• **Excerpted passage**:
+--
Providing more information is the best way to assure correct information is received

by Michael S. Kaplan, published on 2010/09/16 07:01 -04:00, original URI: http://blogs.msdn.com/b/michkap/archive/2010/09/16/10062966.aspx

I thought a small amount of information on PDF and Unicode might make sense as a bit of introductory material for some of the blogs I have already written. :-)

I owe a a great deal of the centralization of the Unicode question in PDF to information from Leonard Rosenthol of Adobe, since although I knew about most of this, I was often missing correct terms and never thought about them in such a good framework of comparison until after communicating to him. Anything incorrect here is probably my fault, though!

Now there are three basic ways for Unicode data to be in PDF. And really any one, or two, or all three of these methods can be there.

The first method is storage of the font encoding information itself (in TTF & OTF). Any effort to properly display Unicode data will include this information, which can make it one of the "easiest" pieces of information to include if you are an application that is doing the work to use the font information to display the text. If you are not such an application creating PDF then it is not something you would likely have - but if you are doing the work to render information in an application then it can be some easily available information to include.

Reverse engineering from that information is obviously quite possible, though I like to think of it as being a way to extract essentially equivalent text, since there are cases -- from Unicode normalization and the way choices are made to favor composed glyphs, as well as other such mappings -- that the text you would get back from using only this data may not be exactly what was originally in the document. This is similar to the issue I pointed out in Documented, schmockumented! It's still kind of cool.... but easier since one has more information available to do the reversal if one has this information.

The distinction should not matter in most cases, especially if you have the same fonts as were used in creating the orginal PDFs. But in cases where you don't have the exact same fonts there can be subtle differences that might matter to you.

Although this is the easiest way to store "Unicode" data in the PDF since it is for the most part just embedding the work you had to do anyway to render, it is not always the easiest way to extract text, however. It can be easy to get it wrong when you do that extraction.

The second method is the ToUnicode table, which is what it sounds like -- the actual Unicode data, with regular pointers (indexes into the text) so the data in the PDF information is directly referencing Unicode data. Depending on what data is stored, you can choose what data will be able to be extracted rather directly.

Now this give a great opportunity to work around some of the potential problems with the font encoding information, obviously (since you are putting actual Unicode text in there you are choosing what goes there). Of course a PDF writer can put in information with the same kinds of transformations as well, but it is the opportunity to do better that is interesting.

I have seen examples where a document would use Arabic compatibility characters -- for more on these see blogs like It Does Not Always Pay to be Compatible and Getting out of dodge (or at least out of the compatibility range!) -- and the PDF's font encoding information would have the same thing, but the ToUnicode table would have the real Unicode Arabic characters. This sort of thing is a great way to help with searching algorithms that scan PDFs so is not an unreasonable way to go here depending on the ultimate goal of the PDF itself.

This is not the most common way to go though -- the thing you will most often see in a ToUnicode table is the original text. If you have it anyway, it is easy to add.
+--
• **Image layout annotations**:
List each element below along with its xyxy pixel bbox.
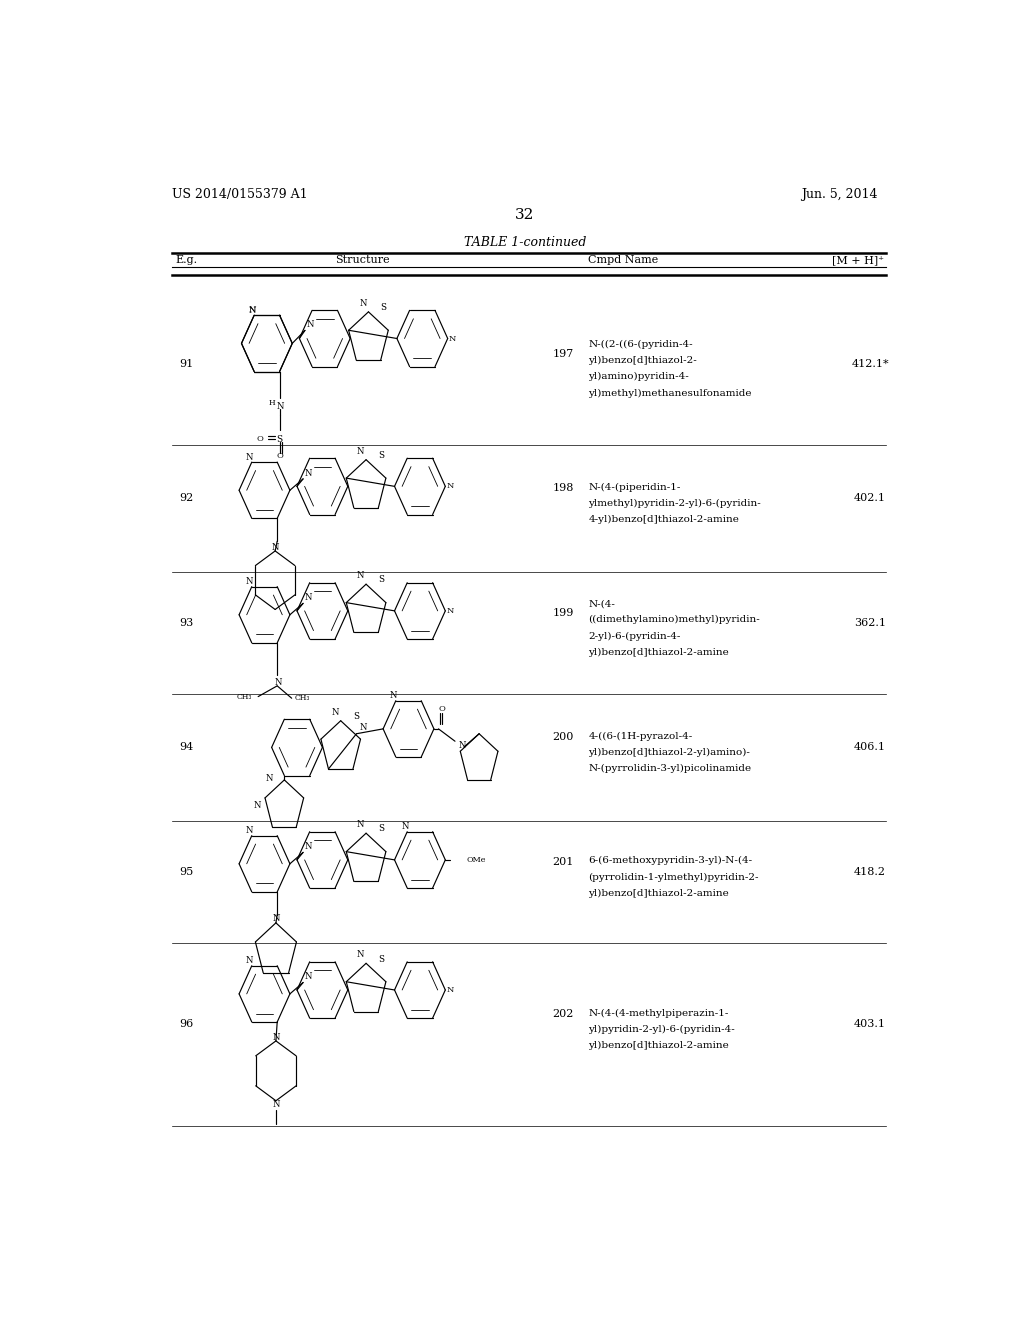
Text: (pyrrolidin-1-ylmethyl)pyridin-2-: (pyrrolidin-1-ylmethyl)pyridin-2- (588, 873, 759, 882)
Text: Structure: Structure (335, 255, 389, 265)
Text: 201: 201 (553, 857, 573, 867)
Text: N: N (305, 972, 312, 981)
Text: N: N (265, 774, 272, 783)
Text: 4-yl)benzo[d]thiazol-2-amine: 4-yl)benzo[d]thiazol-2-amine (588, 515, 739, 524)
Text: N: N (274, 678, 283, 688)
Text: N: N (356, 572, 365, 581)
Text: N: N (246, 453, 253, 462)
Text: N: N (246, 577, 253, 586)
Text: [M + H]⁺: [M + H]⁺ (833, 255, 884, 265)
Text: Jun. 5, 2014: Jun. 5, 2014 (802, 189, 878, 202)
Text: N-(4-(piperidin-1-: N-(4-(piperidin-1- (588, 483, 681, 492)
Text: E.g.: E.g. (176, 255, 198, 265)
Text: 199: 199 (553, 607, 573, 618)
Text: S: S (276, 434, 283, 444)
Text: N: N (272, 915, 280, 923)
Text: O: O (257, 436, 263, 444)
Text: N: N (449, 334, 456, 342)
Text: N: N (272, 1032, 280, 1041)
Text: 94: 94 (179, 742, 194, 752)
Text: 418.2: 418.2 (854, 867, 886, 876)
Text: yl)benzo[d]thiazol-2-amine: yl)benzo[d]thiazol-2-amine (588, 1041, 729, 1051)
Text: N: N (390, 692, 397, 700)
Text: 32: 32 (515, 209, 535, 222)
Text: CH₃: CH₃ (237, 693, 252, 701)
Text: O: O (276, 453, 283, 461)
Text: N: N (356, 950, 365, 960)
Text: 402.1: 402.1 (854, 494, 886, 503)
Text: H: H (268, 400, 275, 408)
Text: 91: 91 (179, 359, 194, 368)
Text: O: O (438, 705, 445, 713)
Text: N: N (401, 822, 409, 832)
Text: N: N (459, 741, 466, 750)
Text: 6-(6-methoxypyridin-3-yl)-N-(4-: 6-(6-methoxypyridin-3-yl)-N-(4- (588, 857, 753, 866)
Text: N: N (248, 306, 256, 314)
Text: yl)benzo[d]thiazol-2-amine: yl)benzo[d]thiazol-2-amine (588, 648, 729, 657)
Text: N: N (332, 708, 339, 717)
Text: S: S (378, 954, 384, 964)
Text: S: S (378, 825, 384, 833)
Text: N: N (246, 826, 253, 836)
Text: 2-yl)-6-(pyridin-4-: 2-yl)-6-(pyridin-4- (588, 631, 681, 640)
Text: 197: 197 (553, 348, 573, 359)
Text: 4-((6-(1H-pyrazol-4-: 4-((6-(1H-pyrazol-4- (588, 731, 692, 741)
Text: N: N (446, 607, 454, 615)
Text: 200: 200 (553, 733, 573, 742)
Text: S: S (381, 304, 387, 312)
Text: S: S (378, 576, 384, 585)
Text: N: N (305, 469, 312, 478)
Text: N: N (246, 956, 253, 965)
Text: 93: 93 (179, 618, 194, 628)
Text: US 2014/0155379 A1: US 2014/0155379 A1 (172, 189, 307, 202)
Text: yl)benzo[d]thiazol-2-: yl)benzo[d]thiazol-2- (588, 356, 697, 366)
Text: yl)benzo[d]thiazol-2-amine: yl)benzo[d]thiazol-2-amine (588, 888, 729, 898)
Text: 412.1*: 412.1* (851, 359, 889, 368)
Text: 362.1: 362.1 (854, 618, 886, 628)
Text: N: N (356, 446, 365, 455)
Text: Cmpd Name: Cmpd Name (588, 255, 658, 265)
Text: N: N (446, 482, 454, 490)
Text: S: S (353, 711, 359, 721)
Text: N: N (276, 403, 284, 411)
Text: yl)amino)pyridin-4-: yl)amino)pyridin-4- (588, 372, 689, 381)
Text: TABLE 1-continued: TABLE 1-continued (464, 236, 586, 249)
Text: yl)methyl)methanesulfonamide: yl)methyl)methanesulfonamide (588, 388, 752, 397)
Text: N: N (359, 298, 367, 308)
Text: OMe: OMe (466, 855, 486, 863)
Text: 95: 95 (179, 867, 194, 876)
Text: 96: 96 (179, 1019, 194, 1030)
Text: N-(pyrrolidin-3-yl)picolinamide: N-(pyrrolidin-3-yl)picolinamide (588, 764, 752, 774)
Text: N: N (359, 723, 368, 731)
Text: CH₃: CH₃ (294, 694, 309, 702)
Text: S: S (378, 451, 384, 459)
Text: N-(4-(4-methylpiperazin-1-: N-(4-(4-methylpiperazin-1- (588, 1008, 729, 1018)
Text: N: N (305, 593, 312, 602)
Text: yl)pyridin-2-yl)-6-(pyridin-4-: yl)pyridin-2-yl)-6-(pyridin-4- (588, 1024, 735, 1034)
Text: ((dimethylamino)methyl)pyridin-: ((dimethylamino)methyl)pyridin- (588, 615, 760, 624)
Text: N-(4-: N-(4- (588, 599, 615, 609)
Text: N: N (272, 1100, 280, 1109)
Text: yl)benzo[d]thiazol-2-yl)amino)-: yl)benzo[d]thiazol-2-yl)amino)- (588, 748, 751, 758)
Text: 202: 202 (553, 1010, 573, 1019)
Text: N: N (356, 820, 365, 829)
Text: N: N (271, 543, 279, 552)
Text: N: N (254, 801, 261, 810)
Text: ylmethyl)pyridin-2-yl)-6-(pyridin-: ylmethyl)pyridin-2-yl)-6-(pyridin- (588, 499, 761, 508)
Text: N: N (305, 842, 312, 851)
Text: 198: 198 (553, 483, 573, 494)
Text: 406.1: 406.1 (854, 742, 886, 752)
Text: N-((2-((6-(pyridin-4-: N-((2-((6-(pyridin-4- (588, 339, 693, 348)
Text: N: N (307, 319, 314, 329)
Text: 92: 92 (179, 494, 194, 503)
Text: N: N (248, 306, 256, 314)
Text: 403.1: 403.1 (854, 1019, 886, 1030)
Text: N: N (446, 986, 454, 994)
+--
• **Problem set**:
1. Please reproduce word for word the passage of the post on PDF and Unicode from "Although this is" to "extracted rather directly.".
2. In the records, rewrite the lines from the line with "873, 759, 882)" to the line with "Text: [M + H]⁺: [M + H]⁺ (833, 255, 884, 265)", swapping "Structure" for "Scaffold" and leaving everything else unchanged.

• **The results**:
1.
Although this is the easiest way to store "Unicode" data in the PDF since it is for the most part just embedding the work you had to do anyway to render, it is not always the easiest way to extract text, however. It can be easy to get it wrong when you do that extraction.

The second method is the ToUnicode table, which is what it sounds like -- the actual Unicode data, with regular pointers (indexes into the text) so the data in the PDF information is directly referencing Unicode data. Depending on what data is stored, you can choose what data will be able to be extracted rather directly.

2.
Text: (pyrrolidin-1-ylmethyl)pyridin-2-: (pyrrolidin-1-ylmethyl)pyridin-2- (588, 873, 759, 882)
Text: Scaffold: Scaffold (335, 255, 389, 265)
Text: 201: 201 (553, 857, 573, 867)
Text: N: N (305, 972, 312, 981)
Text: N: N (265, 774, 272, 783)
Text: 4-yl)benzo[d]thiazol-2-amine: 4-yl)benzo[d]thiazol-2-amine (588, 515, 739, 524)
Text: N: N (274, 678, 283, 688)
Text: N: N (356, 572, 365, 581)
Text: N: N (246, 453, 253, 462)
Text: N: N (246, 577, 253, 586)
Text: [M + H]⁺: [M + H]⁺ (833, 255, 884, 265)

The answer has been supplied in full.